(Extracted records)
— BEGIN —

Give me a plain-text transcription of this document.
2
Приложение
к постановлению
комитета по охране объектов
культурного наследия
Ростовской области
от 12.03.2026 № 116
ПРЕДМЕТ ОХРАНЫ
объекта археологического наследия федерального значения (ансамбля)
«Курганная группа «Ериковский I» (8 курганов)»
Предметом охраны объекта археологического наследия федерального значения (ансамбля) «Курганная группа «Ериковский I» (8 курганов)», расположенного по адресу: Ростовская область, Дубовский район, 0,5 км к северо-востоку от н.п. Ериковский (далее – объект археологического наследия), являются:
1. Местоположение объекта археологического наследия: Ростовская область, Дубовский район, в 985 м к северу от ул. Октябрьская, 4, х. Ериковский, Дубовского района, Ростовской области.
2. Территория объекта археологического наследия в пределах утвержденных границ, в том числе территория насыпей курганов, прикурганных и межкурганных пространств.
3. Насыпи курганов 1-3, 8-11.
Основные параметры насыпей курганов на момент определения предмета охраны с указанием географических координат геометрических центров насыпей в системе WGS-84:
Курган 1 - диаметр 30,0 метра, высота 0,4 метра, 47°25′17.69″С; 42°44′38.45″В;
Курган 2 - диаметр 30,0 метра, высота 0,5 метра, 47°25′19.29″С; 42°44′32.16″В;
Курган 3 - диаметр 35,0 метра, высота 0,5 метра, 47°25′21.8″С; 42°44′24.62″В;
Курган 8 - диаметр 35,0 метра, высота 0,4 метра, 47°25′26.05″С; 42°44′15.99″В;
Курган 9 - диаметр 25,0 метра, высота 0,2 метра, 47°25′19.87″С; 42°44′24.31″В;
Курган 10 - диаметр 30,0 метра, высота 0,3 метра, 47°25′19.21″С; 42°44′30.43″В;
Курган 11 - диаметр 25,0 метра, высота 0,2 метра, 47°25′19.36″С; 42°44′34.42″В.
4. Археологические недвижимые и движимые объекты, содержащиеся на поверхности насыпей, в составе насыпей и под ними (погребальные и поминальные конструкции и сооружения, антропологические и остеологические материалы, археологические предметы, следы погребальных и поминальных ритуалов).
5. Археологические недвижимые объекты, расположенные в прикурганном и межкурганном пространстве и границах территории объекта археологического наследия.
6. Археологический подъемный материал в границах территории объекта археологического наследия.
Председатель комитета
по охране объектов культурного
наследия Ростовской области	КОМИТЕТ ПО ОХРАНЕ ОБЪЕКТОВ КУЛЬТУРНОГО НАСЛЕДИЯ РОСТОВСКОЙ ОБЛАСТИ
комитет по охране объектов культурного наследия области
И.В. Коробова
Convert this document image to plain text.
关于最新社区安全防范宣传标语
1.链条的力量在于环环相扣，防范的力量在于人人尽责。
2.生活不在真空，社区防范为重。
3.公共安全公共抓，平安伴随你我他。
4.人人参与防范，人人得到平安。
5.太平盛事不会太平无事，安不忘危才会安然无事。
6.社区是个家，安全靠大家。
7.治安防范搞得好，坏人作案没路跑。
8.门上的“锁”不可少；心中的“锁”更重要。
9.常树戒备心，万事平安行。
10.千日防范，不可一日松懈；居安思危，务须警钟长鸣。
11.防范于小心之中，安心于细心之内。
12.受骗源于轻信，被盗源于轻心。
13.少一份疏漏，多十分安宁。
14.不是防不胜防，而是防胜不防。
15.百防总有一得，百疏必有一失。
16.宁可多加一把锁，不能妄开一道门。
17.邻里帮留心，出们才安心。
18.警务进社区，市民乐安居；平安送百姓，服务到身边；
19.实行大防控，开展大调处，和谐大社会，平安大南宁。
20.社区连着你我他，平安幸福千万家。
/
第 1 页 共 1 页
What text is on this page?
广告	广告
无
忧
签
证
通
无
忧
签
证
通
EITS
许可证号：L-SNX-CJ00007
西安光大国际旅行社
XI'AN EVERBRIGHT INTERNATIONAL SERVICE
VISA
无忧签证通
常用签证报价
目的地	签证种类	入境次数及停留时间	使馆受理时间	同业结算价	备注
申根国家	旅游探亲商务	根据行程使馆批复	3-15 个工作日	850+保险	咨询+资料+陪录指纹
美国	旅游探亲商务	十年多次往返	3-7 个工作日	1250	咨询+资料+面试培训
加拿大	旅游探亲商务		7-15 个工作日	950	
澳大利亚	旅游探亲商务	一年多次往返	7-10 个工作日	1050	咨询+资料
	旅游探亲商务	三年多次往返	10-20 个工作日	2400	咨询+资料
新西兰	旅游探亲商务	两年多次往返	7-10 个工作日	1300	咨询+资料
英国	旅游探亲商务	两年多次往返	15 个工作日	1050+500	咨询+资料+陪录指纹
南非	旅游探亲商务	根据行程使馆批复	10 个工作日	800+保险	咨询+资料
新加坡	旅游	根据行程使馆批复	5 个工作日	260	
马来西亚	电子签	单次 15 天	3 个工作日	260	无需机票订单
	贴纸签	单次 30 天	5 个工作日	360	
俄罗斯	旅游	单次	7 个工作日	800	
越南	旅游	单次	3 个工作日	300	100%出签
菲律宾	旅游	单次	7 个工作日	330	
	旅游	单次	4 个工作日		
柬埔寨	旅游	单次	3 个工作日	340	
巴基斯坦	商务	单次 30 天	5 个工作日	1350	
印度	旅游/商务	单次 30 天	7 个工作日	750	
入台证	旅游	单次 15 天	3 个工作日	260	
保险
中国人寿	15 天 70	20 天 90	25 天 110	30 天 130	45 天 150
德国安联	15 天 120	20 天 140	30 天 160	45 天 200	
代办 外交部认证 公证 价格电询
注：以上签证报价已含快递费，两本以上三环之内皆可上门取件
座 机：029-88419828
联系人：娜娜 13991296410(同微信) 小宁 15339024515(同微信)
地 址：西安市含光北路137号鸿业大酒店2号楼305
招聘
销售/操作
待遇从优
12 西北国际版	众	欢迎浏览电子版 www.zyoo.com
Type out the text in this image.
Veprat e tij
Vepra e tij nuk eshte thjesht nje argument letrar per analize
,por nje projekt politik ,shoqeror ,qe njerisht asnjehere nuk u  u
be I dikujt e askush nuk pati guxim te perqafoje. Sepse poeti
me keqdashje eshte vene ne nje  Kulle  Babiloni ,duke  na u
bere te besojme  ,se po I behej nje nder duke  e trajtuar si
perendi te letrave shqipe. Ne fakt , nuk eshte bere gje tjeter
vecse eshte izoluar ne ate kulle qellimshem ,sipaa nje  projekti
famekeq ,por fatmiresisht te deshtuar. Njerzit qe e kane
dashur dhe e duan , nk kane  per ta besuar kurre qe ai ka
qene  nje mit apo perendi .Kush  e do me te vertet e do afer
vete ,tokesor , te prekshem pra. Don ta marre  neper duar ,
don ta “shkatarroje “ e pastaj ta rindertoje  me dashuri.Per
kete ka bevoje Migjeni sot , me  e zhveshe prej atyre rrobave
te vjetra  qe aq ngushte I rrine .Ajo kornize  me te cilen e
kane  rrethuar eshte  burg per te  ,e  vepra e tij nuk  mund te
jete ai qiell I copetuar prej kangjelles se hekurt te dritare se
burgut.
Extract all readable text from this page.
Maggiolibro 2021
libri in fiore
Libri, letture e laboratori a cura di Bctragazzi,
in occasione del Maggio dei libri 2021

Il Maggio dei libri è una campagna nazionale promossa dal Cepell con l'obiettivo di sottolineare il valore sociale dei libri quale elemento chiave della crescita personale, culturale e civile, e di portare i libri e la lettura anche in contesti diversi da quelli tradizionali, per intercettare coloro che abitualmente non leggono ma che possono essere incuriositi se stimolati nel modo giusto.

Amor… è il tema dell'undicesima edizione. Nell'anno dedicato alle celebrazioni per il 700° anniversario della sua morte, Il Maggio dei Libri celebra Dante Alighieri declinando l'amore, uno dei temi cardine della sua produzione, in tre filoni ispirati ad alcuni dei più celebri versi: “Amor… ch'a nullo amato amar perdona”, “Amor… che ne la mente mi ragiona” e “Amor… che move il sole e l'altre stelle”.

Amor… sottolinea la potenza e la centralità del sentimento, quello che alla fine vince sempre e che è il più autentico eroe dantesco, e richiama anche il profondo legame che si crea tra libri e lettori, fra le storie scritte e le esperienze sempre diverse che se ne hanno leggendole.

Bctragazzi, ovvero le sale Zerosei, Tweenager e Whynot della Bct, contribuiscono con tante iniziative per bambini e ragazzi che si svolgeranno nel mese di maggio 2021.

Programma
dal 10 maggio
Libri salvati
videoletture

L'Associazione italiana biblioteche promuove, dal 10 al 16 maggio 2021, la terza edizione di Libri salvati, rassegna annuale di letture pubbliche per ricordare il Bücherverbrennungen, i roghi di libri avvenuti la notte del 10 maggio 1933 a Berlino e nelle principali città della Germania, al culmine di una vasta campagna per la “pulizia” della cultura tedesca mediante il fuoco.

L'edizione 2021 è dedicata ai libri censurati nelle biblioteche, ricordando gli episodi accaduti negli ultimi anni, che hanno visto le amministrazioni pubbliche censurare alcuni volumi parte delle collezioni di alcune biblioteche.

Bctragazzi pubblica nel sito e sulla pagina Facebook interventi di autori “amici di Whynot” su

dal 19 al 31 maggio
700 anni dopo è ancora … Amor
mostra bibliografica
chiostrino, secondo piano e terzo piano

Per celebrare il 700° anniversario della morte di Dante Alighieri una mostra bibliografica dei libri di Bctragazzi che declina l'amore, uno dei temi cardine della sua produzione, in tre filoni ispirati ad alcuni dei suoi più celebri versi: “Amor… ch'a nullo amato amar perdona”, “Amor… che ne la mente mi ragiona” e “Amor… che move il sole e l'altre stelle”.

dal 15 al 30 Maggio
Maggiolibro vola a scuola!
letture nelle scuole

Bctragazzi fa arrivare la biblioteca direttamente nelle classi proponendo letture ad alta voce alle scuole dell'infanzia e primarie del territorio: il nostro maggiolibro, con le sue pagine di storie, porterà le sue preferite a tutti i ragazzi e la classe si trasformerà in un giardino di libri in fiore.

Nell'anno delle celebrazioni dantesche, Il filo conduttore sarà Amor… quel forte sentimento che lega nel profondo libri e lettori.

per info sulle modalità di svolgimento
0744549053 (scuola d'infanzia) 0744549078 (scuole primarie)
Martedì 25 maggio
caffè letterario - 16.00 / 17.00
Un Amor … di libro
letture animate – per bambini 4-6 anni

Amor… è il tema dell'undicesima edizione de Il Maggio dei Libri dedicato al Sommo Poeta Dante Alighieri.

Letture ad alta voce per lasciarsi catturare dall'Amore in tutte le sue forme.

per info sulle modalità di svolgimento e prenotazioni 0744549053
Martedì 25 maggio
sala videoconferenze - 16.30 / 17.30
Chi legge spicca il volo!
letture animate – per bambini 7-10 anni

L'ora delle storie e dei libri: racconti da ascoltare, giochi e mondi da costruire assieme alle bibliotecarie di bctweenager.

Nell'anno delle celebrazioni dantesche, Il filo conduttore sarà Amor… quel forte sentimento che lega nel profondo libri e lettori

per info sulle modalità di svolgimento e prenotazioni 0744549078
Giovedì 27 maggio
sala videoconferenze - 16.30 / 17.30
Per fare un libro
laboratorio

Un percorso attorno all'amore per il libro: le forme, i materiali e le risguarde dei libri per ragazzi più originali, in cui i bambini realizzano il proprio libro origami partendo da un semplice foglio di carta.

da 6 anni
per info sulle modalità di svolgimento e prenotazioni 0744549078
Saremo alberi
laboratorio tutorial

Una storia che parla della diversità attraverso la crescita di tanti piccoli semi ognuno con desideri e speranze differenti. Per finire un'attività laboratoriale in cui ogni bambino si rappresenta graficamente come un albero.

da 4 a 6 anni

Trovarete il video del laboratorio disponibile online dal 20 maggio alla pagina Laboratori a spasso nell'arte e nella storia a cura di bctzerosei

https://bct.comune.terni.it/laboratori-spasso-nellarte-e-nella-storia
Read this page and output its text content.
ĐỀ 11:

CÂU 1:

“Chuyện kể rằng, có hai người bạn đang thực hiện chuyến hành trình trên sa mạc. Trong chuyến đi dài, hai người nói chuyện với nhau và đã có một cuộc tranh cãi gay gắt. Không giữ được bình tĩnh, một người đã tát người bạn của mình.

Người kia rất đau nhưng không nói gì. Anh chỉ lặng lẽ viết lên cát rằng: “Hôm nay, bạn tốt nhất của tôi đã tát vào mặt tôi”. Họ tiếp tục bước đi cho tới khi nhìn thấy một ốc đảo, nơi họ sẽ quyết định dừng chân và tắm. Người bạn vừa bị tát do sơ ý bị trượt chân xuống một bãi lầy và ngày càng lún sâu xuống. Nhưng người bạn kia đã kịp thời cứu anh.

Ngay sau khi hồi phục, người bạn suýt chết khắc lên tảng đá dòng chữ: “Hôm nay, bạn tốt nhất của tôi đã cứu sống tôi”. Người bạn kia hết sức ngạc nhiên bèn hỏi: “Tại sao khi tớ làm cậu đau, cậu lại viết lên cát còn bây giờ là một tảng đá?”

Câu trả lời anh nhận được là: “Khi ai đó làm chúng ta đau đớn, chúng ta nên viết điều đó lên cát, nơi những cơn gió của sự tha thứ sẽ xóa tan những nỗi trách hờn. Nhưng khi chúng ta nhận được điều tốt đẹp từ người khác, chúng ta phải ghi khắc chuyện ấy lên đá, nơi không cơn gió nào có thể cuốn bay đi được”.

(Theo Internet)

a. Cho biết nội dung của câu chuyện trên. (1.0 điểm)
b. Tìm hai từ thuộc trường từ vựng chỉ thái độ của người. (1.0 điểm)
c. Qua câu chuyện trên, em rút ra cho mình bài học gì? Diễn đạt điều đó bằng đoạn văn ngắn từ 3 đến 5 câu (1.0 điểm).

— END —

* [What to do]
Read the data above and pull out each line that holds the string "laboratorio".

* [Output below]
laboratorio
laboratorio tutorial
Trovarete il video del laboratorio disponibile online dal 20 maggio alla pagina Laboratori a spasso nell'arte e nella storia a cura di bctzerosei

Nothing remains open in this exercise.